- [WHAT IS EXPECTED] Your task is to reproduce the entries below word for word.
[begin RECORD EXTRACTS]
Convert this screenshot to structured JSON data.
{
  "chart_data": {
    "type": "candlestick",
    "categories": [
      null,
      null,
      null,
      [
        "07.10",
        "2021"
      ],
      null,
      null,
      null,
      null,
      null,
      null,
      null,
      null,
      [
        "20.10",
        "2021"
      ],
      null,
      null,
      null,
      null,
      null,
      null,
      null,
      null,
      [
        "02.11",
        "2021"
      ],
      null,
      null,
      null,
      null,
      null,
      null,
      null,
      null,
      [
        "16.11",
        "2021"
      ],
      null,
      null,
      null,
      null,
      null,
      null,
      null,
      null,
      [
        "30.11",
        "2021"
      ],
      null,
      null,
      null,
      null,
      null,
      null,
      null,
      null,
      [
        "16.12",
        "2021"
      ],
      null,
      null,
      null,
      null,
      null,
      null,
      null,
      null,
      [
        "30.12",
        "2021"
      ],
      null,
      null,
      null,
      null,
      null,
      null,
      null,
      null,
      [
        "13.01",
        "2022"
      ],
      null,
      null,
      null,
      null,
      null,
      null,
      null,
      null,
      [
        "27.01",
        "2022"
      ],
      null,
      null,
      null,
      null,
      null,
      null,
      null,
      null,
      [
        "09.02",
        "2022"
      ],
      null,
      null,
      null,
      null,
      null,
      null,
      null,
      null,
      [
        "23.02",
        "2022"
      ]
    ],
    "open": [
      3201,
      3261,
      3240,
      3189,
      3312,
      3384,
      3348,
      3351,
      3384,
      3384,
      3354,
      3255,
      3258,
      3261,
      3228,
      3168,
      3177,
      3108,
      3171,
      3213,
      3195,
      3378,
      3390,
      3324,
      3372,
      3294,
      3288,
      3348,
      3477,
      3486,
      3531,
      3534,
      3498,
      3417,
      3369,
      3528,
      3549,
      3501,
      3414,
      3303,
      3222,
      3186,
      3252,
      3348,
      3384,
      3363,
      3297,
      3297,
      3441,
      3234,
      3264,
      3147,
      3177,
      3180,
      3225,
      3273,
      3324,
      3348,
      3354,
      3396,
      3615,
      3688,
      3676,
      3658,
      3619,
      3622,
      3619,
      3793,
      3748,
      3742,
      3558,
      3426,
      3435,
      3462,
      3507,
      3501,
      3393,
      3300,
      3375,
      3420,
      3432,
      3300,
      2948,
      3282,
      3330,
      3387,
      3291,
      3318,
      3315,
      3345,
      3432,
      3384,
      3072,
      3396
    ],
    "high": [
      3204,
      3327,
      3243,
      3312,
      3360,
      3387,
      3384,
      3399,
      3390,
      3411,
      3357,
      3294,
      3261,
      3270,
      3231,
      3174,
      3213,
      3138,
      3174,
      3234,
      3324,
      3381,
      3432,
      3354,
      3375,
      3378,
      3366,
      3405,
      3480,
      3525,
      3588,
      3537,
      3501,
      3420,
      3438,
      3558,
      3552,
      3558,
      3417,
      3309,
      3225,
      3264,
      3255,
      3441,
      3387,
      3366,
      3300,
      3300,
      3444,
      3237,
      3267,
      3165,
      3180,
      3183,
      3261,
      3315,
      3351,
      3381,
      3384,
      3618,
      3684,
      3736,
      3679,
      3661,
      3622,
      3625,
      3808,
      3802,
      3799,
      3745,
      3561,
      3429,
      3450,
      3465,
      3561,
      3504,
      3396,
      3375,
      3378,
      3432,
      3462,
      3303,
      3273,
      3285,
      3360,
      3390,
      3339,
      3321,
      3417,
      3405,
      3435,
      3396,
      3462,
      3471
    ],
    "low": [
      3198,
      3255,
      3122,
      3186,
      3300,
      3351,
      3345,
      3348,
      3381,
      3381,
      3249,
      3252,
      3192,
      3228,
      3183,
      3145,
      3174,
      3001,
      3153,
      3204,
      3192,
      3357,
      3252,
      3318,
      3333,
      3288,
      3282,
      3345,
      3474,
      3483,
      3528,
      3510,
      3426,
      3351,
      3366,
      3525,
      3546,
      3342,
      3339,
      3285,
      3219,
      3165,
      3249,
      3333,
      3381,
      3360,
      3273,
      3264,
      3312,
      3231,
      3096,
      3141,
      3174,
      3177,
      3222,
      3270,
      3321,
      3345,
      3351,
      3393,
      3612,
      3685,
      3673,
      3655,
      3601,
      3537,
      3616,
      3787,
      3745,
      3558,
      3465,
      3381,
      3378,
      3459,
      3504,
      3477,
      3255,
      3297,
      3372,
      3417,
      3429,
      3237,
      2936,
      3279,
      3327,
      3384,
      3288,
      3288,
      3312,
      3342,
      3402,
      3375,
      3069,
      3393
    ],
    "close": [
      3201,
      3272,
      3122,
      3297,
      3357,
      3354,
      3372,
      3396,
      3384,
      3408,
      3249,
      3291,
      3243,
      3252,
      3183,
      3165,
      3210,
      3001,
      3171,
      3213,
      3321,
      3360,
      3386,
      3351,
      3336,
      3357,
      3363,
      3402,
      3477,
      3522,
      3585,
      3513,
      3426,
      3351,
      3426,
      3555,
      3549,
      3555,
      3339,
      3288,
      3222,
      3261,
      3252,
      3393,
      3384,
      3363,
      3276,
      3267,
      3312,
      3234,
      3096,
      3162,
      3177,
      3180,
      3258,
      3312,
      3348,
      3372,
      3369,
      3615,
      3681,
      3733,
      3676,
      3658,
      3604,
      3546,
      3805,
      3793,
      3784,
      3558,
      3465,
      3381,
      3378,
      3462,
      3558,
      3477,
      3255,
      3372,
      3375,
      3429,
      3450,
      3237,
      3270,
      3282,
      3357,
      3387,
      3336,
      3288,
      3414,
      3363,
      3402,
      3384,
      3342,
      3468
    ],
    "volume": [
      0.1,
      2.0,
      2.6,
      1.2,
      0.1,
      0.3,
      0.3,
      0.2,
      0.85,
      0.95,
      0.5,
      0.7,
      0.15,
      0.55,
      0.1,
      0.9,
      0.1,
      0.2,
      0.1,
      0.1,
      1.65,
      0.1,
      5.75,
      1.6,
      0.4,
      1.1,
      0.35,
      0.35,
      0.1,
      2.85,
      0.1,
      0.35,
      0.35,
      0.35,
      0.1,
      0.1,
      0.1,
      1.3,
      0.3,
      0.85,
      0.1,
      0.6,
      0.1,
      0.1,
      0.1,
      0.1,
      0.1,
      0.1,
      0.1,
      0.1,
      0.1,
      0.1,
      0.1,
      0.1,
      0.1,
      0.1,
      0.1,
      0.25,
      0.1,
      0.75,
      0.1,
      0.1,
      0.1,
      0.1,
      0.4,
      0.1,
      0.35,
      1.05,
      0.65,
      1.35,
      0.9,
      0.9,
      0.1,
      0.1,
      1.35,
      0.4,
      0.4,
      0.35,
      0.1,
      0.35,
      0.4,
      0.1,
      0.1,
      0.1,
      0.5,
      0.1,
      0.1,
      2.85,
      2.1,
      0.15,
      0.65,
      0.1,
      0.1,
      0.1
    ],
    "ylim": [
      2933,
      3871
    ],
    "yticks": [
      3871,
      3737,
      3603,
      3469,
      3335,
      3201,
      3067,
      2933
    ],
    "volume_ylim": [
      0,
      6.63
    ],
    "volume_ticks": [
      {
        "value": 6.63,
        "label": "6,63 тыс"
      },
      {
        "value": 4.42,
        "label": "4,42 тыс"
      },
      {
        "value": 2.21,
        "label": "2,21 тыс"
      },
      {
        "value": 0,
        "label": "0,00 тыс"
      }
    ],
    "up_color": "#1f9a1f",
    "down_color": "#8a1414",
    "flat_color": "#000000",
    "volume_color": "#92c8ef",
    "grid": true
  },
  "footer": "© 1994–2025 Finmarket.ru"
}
[end RECORD EXTRACTS]
- [WRITTEN RESPONSE]
Convert this screenshot to structured JSON data.
{
  "chart_data": {
    "type": "candlestick",
    "categories": [
      null,
      null,
      null,
      [
        "07.10",
        "2021"
      ],
      null,
      null,
      null,
      null,
      null,
      null,
      null,
      null,
      [
        "20.10",
        "2021"
      ],
      null,
      null,
      null,
      null,
      null,
      null,
      null,
      null,
      [
        "02.11",
        "2021"
      ],
      null,
      null,
      null,
      null,
      null,
      null,
      null,
      null,
      [
        "16.11",
        "2021"
      ],
      null,
      null,
      null,
      null,
      null,
      null,
      null,
      null,
      [
        "30.11",
        "2021"
      ],
      null,
      null,
      null,
      null,
      null,
      null,
      null,
      null,
      [
        "16.12",
        "2021"
      ],
      null,
      null,
      null,
      null,
      null,
      null,
      null,
      null,
      [
        "30.12",
        "2021"
      ],
      null,
      null,
      null,
      null,
      null,
      null,
      null,
      null,
      [
        "13.01",
        "2022"
      ],
      null,
      null,
      null,
      null,
      null,
      null,
      null,
      null,
      [
        "27.01",
        "2022"
      ],
      null,
      null,
      null,
      null,
      null,
      null,
      null,
      null,
      [
        "09.02",
        "2022"
      ],
      null,
      null,
      null,
      null,
      null,
      null,
      null,
      null,
      [
        "23.02",
        "2022"
      ]
    ],
    "open": [
      3201,
      3261,
      3240,
      3189,
      3312,
      3384,
      3348,
      3351,
      3384,
      3384,
      3354,
      3255,
      3258,
      3261,
      3228,
      3168,
      3177,
      3108,
      3171,
      3213,
      3195,
      3378,
      3390,
      3324,
      3372,
      3294,
      3288,
      3348,
      3477,
      3486,
      3531,
      3534,
      3498,
      3417,
      3369,
      3528,
      3549,
      3501,
      3414,
      3303,
      3222,
      3186,
      3252,
      3348,
      3384,
      3363,
      3297,
      3297,
      3441,
      3234,
      3264,
      3147,
      3177,
      3180,
      3225,
      3273,
      3324,
      3348,
      3354,
      3396,
      3615,
      3688,
      3676,
      3658,
      3619,
      3622,
      3619,
      3793,
      3748,
      3742,
      3558,
      3426,
      3435,
      3462,
      3507,
      3501,
      3393,
      3300,
      3375,
      3420,
      3432,
      3300,
      2948,
      3282,
      3330,
      3387,
      3291,
      3318,
      3315,
      3345,
      3432,
      3384,
      3072,
      3396
    ],
    "high": [
      3204,
      3327,
      3243,
      3312,
      3360,
      3387,
      3384,
      3399,
      3390,
      3411,
      3357,
      3294,
      3261,
      3270,
      3231,
      3174,
      3213,
      3138,
      3174,
      3234,
      3324,
      3381,
      3432,
      3354,
      3375,
      3378,
      3366,
      3405,
      3480,
      3525,
      3588,
      3537,
      3501,
      3420,
      3438,
      3558,
      3552,
      3558,
      3417,
      3309,
      3225,
      3264,
      3255,
      3441,
      3387,
      3366,
      3300,
      3300,
      3444,
      3237,
      3267,
      3165,
      3180,
      3183,
      3261,
      3315,
      3351,
      3381,
      3384,
      3618,
      3684,
      3736,
      3679,
      3661,
      3622,
      3625,
      3808,
      3802,
      3799,
      3745,
      3561,
      3429,
      3450,
      3465,
      3561,
      3504,
      3396,
      3375,
      3378,
      3432,
      3462,
      3303,
      3273,
      3285,
      3360,
      3390,
      3339,
      3321,
      3417,
      3405,
      3435,
      3396,
      3462,
      3471
    ],
    "low": [
      3198,
      3255,
      3122,
      3186,
      3300,
      3351,
      3345,
      3348,
      3381,
      3381,
      3249,
      3252,
      3192,
      3228,
      3183,
      3145,
      3174,
      3001,
      3153,
      3204,
      3192,
      3357,
      3252,
      3318,
      3333,
      3288,
      3282,
      3345,
      3474,
      3483,
      3528,
      3510,
      3426,
      3351,
      3366,
      3525,
      3546,
      3342,
      3339,
      3285,
      3219,
      3165,
      3249,
      3333,
      3381,
      3360,
      3273,
      3264,
      3312,
      3231,
      3096,
      3141,
      3174,
      3177,
      3222,
      3270,
      3321,
      3345,
      3351,
      3393,
      3612,
      3685,
      3673,
      3655,
      3601,
      3537,
      3616,
      3787,
      3745,
      3558,
      3465,
      3381,
      3378,
      3459,
      3504,
      3477,
      3255,
      3297,
      3372,
      3417,
      3429,
      3237,
      2936,
      3279,
      3327,
      3384,
      3288,
      3288,
      3312,
      3342,
      3402,
      3375,
      3069,
      3393
    ],
    "close": [
      3201,
      3272,
      3122,
      3297,
      3357,
      3354,
      3372,
      3396,
      3384,
      3408,
      3249,
      3291,
      3243,
      3252,
      3183,
      3165,
      3210,
      3001,
      3171,
      3213,
      3321,
      3360,
      3386,
      3351,
      3336,
      3357,
      3363,
      3402,
      3477,
      3522,
      3585,
      3513,
      3426,
      3351,
      3426,
      3555,
      3549,
      3555,
      3339,
      3288,
      3222,
      3261,
      3252,
      3393,
      3384,
      3363,
      3276,
      3267,
      3312,
      3234,
      3096,
      3162,
      3177,
      3180,
      3258,
      3312,
      3348,
      3372,
      3369,
      3615,
      3681,
      3733,
      3676,
      3658,
      3604,
      3546,
      3805,
      3793,
      3784,
      3558,
      3465,
      3381,
      3378,
      3462,
      3558,
      3477,
      3255,
      3372,
      3375,
      3429,
      3450,
      3237,
      3270,
      3282,
      3357,
      3387,
      3336,
      3288,
      3414,
      3363,
      3402,
      3384,
      3342,
      3468
    ],
    "volume": [
      0.1,
      2.0,
      2.6,
      1.2,
      0.1,
      0.3,
      0.3,
      0.2,
      0.85,
      0.95,
      0.5,
      0.7,
      0.15,
      0.55,
      0.1,
      0.9,
      0.1,
      0.2,
      0.1,
      0.1,
      1.65,
      0.1,
      5.75,
      1.6,
      0.4,
      1.1,
      0.35,
      0.35,
      0.1,
      2.85,
      0.1,
      0.35,
      0.35,
      0.35,
      0.1,
      0.1,
      0.1,
      1.3,
      0.3,
      0.85,
      0.1,
      0.6,
      0.1,
      0.1,
      0.1,
      0.1,
      0.1,
      0.1,
      0.1,
      0.1,
      0.1,
      0.1,
      0.1,
      0.1,
      0.1,
      0.1,
      0.1,
      0.25,
      0.1,
      0.75,
      0.1,
      0.1,
      0.1,
      0.1,
      0.4,
      0.1,
      0.35,
      1.05,
      0.65,
      1.35,
      0.9,
      0.9,
      0.1,
      0.1,
      1.35,
      0.4,
      0.4,
      0.35,
      0.1,
      0.35,
      0.4,
      0.1,
      0.1,
      0.1,
      0.5,
      0.1,
      0.1,
      2.85,
      2.1,
      0.15,
      0.65,
      0.1,
      0.1,
      0.1
    ],
    "ylim": [
      2933,
      3871
    ],
    "yticks": [
      3871,
      3737,
      3603,
      3469,
      3335,
      3201,
      3067,
      2933
    ],
    "volume_ylim": [
      0,
      6.63
    ],
    "volume_ticks": [
      {
        "value": 6.63,
        "label": "6,63 тыс"
      },
      {
        "value": 4.42,
        "label": "4,42 тыс"
      },
      {
        "value": 2.21,
        "label": "2,21 тыс"
      },
      {
        "value": 0,
        "label": "0,00 тыс"
      }
    ],
    "up_color": "#1f9a1f",
    "down_color": "#8a1414",
    "flat_color": "#000000",
    "volume_color": "#92c8ef",
    "grid": true
  },
  "footer": "© 1994–2025 Finmarket.ru"
}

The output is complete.